What is being asked
Check each line of the material below, and copy it if it holds the string "employee".

Data for this task
>>>

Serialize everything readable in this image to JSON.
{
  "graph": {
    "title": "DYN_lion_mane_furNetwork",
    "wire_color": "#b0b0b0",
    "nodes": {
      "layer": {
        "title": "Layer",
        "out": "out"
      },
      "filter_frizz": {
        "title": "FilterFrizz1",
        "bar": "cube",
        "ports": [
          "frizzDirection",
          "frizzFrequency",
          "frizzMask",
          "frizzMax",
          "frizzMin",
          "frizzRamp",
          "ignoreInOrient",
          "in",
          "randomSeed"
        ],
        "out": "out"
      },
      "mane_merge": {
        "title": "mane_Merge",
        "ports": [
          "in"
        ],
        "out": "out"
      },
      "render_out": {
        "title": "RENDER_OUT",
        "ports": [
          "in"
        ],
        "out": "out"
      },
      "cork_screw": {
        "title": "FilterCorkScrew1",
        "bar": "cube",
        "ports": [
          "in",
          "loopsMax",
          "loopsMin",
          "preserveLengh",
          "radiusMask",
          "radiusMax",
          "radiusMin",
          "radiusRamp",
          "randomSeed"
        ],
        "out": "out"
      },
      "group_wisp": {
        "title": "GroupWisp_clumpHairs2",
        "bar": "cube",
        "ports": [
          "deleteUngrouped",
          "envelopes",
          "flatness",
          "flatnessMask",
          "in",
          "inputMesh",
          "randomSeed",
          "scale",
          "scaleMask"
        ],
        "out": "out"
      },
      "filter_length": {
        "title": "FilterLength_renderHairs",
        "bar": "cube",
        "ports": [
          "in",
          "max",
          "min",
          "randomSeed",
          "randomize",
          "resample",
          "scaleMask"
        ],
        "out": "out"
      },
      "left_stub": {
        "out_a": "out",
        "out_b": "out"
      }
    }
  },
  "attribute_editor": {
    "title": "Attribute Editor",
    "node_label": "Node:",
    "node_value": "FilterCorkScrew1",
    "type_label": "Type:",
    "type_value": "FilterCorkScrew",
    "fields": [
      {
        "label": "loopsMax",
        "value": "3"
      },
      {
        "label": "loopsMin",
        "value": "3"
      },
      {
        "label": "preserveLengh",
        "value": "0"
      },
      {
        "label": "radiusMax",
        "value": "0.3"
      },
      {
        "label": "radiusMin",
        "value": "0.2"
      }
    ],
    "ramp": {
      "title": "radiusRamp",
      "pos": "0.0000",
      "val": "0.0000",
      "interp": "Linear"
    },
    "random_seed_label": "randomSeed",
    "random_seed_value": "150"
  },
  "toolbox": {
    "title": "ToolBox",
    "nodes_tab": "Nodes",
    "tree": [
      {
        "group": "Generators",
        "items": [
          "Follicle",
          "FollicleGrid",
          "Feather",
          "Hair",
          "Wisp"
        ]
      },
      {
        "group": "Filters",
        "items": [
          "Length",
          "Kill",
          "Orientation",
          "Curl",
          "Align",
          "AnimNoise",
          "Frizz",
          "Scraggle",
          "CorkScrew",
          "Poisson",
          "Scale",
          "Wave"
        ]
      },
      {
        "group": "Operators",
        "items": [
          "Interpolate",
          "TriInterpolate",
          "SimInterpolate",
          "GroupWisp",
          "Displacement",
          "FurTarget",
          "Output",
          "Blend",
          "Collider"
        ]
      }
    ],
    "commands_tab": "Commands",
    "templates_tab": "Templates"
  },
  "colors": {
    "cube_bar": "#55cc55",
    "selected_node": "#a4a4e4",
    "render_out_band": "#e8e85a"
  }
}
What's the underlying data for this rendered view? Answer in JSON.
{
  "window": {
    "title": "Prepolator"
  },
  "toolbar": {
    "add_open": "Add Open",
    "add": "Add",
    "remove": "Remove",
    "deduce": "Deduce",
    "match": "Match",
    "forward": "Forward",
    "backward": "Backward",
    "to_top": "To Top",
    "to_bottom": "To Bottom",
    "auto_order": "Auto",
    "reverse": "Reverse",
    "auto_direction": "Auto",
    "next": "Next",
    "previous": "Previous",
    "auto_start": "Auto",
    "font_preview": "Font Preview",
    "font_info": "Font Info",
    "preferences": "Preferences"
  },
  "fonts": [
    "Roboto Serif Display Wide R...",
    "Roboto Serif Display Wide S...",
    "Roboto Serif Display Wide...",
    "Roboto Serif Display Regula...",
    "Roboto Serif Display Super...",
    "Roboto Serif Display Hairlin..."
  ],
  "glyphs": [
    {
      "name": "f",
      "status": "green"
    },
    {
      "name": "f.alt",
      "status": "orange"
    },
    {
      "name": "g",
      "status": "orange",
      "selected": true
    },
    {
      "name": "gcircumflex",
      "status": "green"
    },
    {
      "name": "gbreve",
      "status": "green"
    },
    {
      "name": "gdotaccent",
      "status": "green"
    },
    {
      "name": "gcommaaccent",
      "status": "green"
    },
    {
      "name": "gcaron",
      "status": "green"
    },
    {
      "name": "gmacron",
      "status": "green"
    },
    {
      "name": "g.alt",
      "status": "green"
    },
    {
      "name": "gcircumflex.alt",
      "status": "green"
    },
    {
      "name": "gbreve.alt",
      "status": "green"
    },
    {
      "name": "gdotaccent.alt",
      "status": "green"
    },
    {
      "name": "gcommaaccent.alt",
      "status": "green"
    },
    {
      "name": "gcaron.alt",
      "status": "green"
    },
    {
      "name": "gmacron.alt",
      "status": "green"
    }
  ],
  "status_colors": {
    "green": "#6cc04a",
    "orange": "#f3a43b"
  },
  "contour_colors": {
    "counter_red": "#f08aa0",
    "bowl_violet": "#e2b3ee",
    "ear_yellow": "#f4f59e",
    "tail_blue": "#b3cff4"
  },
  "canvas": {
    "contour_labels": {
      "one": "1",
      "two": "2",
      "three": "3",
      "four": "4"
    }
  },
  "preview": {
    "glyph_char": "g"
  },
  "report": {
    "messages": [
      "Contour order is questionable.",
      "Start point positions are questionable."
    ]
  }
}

<<<
>>>

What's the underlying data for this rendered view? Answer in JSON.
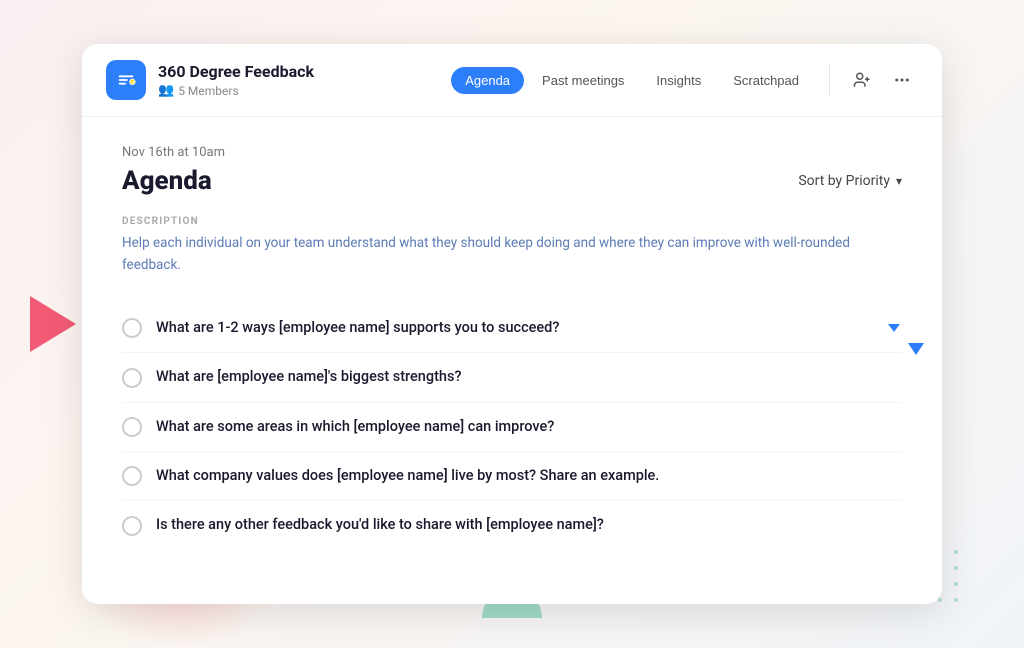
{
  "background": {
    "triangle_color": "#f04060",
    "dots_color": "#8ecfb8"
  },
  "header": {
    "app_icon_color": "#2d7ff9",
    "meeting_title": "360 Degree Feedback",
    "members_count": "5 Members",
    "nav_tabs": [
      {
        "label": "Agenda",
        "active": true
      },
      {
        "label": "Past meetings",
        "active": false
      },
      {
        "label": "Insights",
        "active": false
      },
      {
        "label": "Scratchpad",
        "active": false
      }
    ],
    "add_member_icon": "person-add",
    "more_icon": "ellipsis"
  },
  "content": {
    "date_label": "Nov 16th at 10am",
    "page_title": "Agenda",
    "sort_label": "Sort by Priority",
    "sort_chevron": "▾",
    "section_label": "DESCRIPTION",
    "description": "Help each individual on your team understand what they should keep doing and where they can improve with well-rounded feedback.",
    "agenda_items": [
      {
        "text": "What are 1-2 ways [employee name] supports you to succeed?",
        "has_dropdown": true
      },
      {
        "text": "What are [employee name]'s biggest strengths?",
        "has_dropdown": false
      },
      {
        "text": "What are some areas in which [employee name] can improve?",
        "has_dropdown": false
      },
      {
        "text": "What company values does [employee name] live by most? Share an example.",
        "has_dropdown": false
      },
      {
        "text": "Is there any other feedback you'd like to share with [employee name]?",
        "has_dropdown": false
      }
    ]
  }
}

<<<

The answer
        "text": "What are 1-2 ways [employee name] supports you to succeed?",
        "text": "What are [employee name]'s biggest strengths?",
        "text": "What are some areas in which [employee name] can improve?",
        "text": "What company values does [employee name] live by most? Share an example.",
        "text": "Is there any other feedback you'd like to share with [employee name]?",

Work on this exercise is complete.